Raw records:
>>>
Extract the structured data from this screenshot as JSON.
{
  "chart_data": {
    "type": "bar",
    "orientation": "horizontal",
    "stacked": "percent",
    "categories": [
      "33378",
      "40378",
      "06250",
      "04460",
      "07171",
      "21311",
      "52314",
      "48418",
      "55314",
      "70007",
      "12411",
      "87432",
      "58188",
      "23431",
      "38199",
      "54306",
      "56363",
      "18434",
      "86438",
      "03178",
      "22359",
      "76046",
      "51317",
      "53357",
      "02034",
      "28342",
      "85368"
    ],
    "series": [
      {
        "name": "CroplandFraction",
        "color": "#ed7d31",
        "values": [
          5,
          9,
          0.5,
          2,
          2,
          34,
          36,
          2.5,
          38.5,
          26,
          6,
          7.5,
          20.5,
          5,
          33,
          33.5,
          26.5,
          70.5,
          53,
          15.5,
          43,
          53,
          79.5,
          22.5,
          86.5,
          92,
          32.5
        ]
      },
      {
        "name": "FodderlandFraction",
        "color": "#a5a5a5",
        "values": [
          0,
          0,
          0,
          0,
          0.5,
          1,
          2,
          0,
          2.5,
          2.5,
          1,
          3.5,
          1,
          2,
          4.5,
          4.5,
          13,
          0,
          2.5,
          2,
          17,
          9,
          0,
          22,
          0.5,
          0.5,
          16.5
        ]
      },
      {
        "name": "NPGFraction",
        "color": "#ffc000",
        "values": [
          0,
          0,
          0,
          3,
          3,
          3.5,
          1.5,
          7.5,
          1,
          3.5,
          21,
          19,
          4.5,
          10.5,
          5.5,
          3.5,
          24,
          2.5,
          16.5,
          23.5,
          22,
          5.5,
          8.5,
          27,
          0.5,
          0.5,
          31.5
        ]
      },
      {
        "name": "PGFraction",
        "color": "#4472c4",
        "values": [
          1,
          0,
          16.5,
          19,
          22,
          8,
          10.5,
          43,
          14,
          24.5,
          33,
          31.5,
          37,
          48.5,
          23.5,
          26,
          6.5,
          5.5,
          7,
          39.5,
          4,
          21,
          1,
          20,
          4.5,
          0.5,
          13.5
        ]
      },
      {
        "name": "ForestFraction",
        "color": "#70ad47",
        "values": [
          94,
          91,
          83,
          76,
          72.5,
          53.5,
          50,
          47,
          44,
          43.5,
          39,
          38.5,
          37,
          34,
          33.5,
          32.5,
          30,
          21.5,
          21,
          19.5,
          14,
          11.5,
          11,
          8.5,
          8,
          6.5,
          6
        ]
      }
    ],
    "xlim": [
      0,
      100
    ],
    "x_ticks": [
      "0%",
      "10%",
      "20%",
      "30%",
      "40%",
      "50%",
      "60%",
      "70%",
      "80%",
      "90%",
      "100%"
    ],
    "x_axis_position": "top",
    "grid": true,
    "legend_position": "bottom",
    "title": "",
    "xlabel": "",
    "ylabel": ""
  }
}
<<<
■ Exercise
Repeat the lines above exactly.

■ Expected answer
Extract the structured data from this screenshot as JSON.
{
  "chart_data": {
    "type": "bar",
    "orientation": "horizontal",
    "stacked": "percent",
    "categories": [
      "33378",
      "40378",
      "06250",
      "04460",
      "07171",
      "21311",
      "52314",
      "48418",
      "55314",
      "70007",
      "12411",
      "87432",
      "58188",
      "23431",
      "38199",
      "54306",
      "56363",
      "18434",
      "86438",
      "03178",
      "22359",
      "76046",
      "51317",
      "53357",
      "02034",
      "28342",
      "85368"
    ],
    "series": [
      {
        "name": "CroplandFraction",
        "color": "#ed7d31",
        "values": [
          5,
          9,
          0.5,
          2,
          2,
          34,
          36,
          2.5,
          38.5,
          26,
          6,
          7.5,
          20.5,
          5,
          33,
          33.5,
          26.5,
          70.5,
          53,
          15.5,
          43,
          53,
          79.5,
          22.5,
          86.5,
          92,
          32.5
        ]
      },
      {
        "name": "FodderlandFraction",
        "color": "#a5a5a5",
        "values": [
          0,
          0,
          0,
          0,
          0.5,
          1,
          2,
          0,
          2.5,
          2.5,
          1,
          3.5,
          1,
          2,
          4.5,
          4.5,
          13,
          0,
          2.5,
          2,
          17,
          9,
          0,
          22,
          0.5,
          0.5,
          16.5
        ]
      },
      {
        "name": "NPGFraction",
        "color": "#ffc000",
        "values": [
          0,
          0,
          0,
          3,
          3,
          3.5,
          1.5,
          7.5,
          1,
          3.5,
          21,
          19,
          4.5,
          10.5,
          5.5,
          3.5,
          24,
          2.5,
          16.5,
          23.5,
          22,
          5.5,
          8.5,
          27,
          0.5,
          0.5,
          31.5
        ]
      },
      {
        "name": "PGFraction",
        "color": "#4472c4",
        "values": [
          1,
          0,
          16.5,
          19,
          22,
          8,
          10.5,
          43,
          14,
          24.5,
          33,
          31.5,
          37,
          48.5,
          23.5,
          26,
          6.5,
          5.5,
          7,
          39.5,
          4,
          21,
          1,
          20,
          4.5,
          0.5,
          13.5
        ]
      },
      {
        "name": "ForestFraction",
        "color": "#70ad47",
        "values": [
          94,
          91,
          83,
          76,
          72.5,
          53.5,
          50,
          47,
          44,
          43.5,
          39,
          38.5,
          37,
          34,
          33.5,
          32.5,
          30,
          21.5,
          21,
          19.5,
          14,
          11.5,
          11,
          8.5,
          8,
          6.5,
          6
        ]
      }
    ],
    "xlim": [
      0,
      100
    ],
    "x_ticks": [
      "0%",
      "10%",
      "20%",
      "30%",
      "40%",
      "50%",
      "60%",
      "70%",
      "80%",
      "90%",
      "100%"
    ],
    "x_axis_position": "top",
    "grid": true,
    "legend_position": "bottom",
    "title": "",
    "xlabel": "",
    "ylabel": ""
  }
}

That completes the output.